##### Records
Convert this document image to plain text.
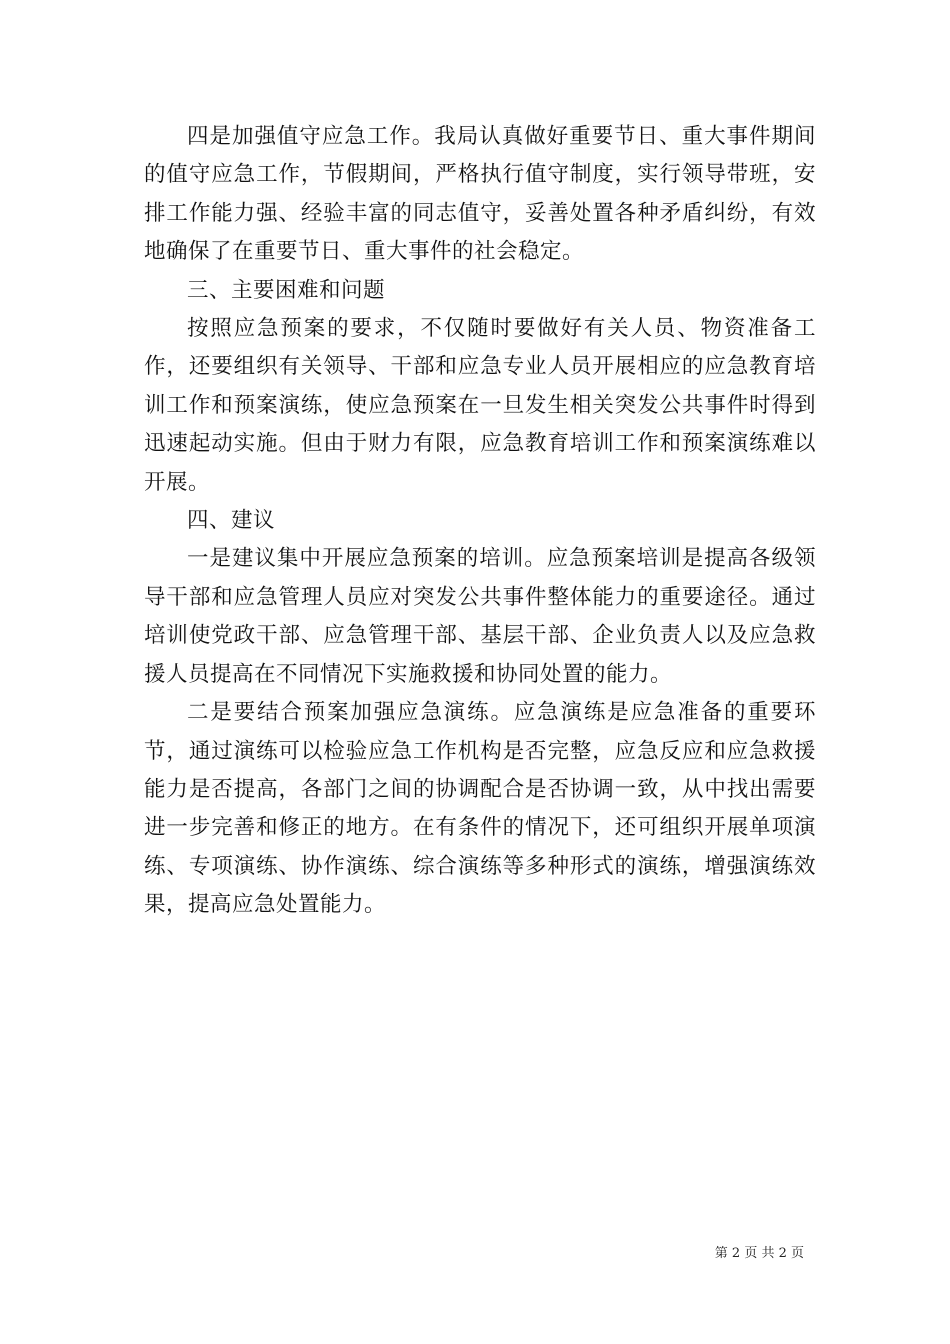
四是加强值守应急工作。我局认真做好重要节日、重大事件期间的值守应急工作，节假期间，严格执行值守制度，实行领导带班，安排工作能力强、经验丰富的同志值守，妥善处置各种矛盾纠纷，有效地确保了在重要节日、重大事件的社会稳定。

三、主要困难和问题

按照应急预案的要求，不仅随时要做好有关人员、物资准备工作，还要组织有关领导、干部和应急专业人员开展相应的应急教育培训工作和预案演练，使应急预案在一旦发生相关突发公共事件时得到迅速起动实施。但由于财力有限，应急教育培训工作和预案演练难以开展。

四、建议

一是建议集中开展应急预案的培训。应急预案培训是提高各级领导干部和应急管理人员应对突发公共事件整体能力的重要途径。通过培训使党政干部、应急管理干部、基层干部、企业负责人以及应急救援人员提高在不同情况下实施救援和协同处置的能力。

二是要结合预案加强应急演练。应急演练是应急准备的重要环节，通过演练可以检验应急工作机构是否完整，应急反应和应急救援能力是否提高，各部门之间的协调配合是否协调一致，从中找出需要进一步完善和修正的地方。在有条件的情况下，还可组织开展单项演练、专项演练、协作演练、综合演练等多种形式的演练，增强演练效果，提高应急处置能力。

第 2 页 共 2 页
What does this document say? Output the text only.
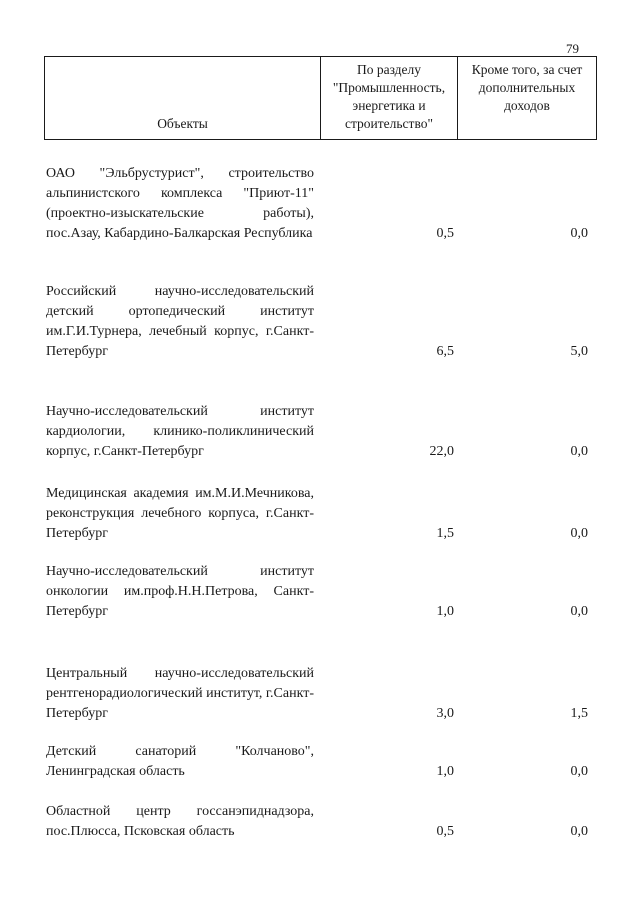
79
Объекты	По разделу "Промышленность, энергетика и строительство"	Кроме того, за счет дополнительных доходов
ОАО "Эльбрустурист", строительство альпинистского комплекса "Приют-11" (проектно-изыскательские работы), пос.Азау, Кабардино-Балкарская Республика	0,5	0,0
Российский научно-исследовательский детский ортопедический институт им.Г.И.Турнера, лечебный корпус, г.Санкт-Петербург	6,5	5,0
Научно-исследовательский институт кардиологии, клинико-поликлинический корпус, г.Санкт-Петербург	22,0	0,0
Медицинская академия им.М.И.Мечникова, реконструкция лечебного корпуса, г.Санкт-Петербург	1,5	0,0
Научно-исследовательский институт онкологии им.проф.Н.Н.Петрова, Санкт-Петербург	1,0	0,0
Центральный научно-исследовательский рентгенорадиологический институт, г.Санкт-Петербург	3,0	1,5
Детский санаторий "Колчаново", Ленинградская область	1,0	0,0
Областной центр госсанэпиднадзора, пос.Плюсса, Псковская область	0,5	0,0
##########
Written request: Using the entries above, return each line that includes the word "исследовательский".

Exercise response:
Российский научно-исследовательский детский ортопедический институт им.Г.И.Турнера, лечебный корпус, г.Санкт-Петербург	6,5	5,0
Научно-исследовательский институт кардиологии, клинико-поликлинический корпус, г.Санкт-Петербург	22,0	0,0
Научно-исследовательский институт онкологии им.проф.Н.Н.Петрова, Санкт-Петербург	1,0	0,0
Центральный научно-исследовательский рентгенорадиологический институт, г.Санкт-Петербург	3,0	1,5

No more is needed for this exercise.